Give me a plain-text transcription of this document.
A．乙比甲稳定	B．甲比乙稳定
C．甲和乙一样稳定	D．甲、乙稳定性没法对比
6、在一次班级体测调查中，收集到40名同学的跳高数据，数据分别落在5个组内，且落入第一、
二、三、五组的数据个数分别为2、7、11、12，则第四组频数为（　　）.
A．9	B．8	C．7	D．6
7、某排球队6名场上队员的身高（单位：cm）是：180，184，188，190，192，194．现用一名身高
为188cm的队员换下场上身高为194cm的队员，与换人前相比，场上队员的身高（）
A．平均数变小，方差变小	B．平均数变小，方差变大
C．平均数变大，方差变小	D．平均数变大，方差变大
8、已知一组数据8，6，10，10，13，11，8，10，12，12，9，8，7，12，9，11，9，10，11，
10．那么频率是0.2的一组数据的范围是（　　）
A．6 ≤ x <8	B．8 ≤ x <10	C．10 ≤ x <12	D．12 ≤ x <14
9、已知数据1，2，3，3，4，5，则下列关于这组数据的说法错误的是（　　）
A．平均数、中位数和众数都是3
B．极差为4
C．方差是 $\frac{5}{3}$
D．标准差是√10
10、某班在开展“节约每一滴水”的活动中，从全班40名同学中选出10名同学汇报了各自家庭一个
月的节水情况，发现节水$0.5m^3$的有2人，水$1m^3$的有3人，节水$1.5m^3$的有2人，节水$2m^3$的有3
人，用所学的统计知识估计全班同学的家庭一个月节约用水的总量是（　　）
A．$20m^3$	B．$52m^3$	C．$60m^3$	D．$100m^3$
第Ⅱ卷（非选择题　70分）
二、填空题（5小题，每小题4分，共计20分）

WORK TO DO: Print the records above exactly as they appear.

WRITTEN RESPONSE:
Give me a plain-text transcription of this document.
A．乙比甲稳定	B．甲比乙稳定
C．甲和乙一样稳定	D．甲、乙稳定性没法对比
6、在一次班级体测调查中，收集到40名同学的跳高数据，数据分别落在5个组内，且落入第一、
二、三、五组的数据个数分别为2、7、11、12，则第四组频数为（　　）.
A．9	B．8	C．7	D．6
7、某排球队6名场上队员的身高（单位：cm）是：180，184，188，190，192，194．现用一名身高
为188cm的队员换下场上身高为194cm的队员，与换人前相比，场上队员的身高（）
A．平均数变小，方差变小	B．平均数变小，方差变大
C．平均数变大，方差变小	D．平均数变大，方差变大
8、已知一组数据8，6，10，10，13，11，8，10，12，12，9，8，7，12，9，11，9，10，11，
10．那么频率是0.2的一组数据的范围是（　　）
A．6 ≤ x <8	B．8 ≤ x <10	C．10 ≤ x <12	D．12 ≤ x <14
9、已知数据1，2，3，3，4，5，则下列关于这组数据的说法错误的是（　　）
A．平均数、中位数和众数都是3
B．极差为4
C．方差是 $\frac{5}{3}$
D．标准差是√10
10、某班在开展“节约每一滴水”的活动中，从全班40名同学中选出10名同学汇报了各自家庭一个
月的节水情况，发现节水$0.5m^3$的有2人，水$1m^3$的有3人，节水$1.5m^3$的有2人，节水$2m^3$的有3
人，用所学的统计知识估计全班同学的家庭一个月节约用水的总量是（　　）
A．$20m^3$	B．$52m^3$	C．$60m^3$	D．$100m^3$
第Ⅱ卷（非选择题　70分）
二、填空题（5小题，每小题4分，共计20分）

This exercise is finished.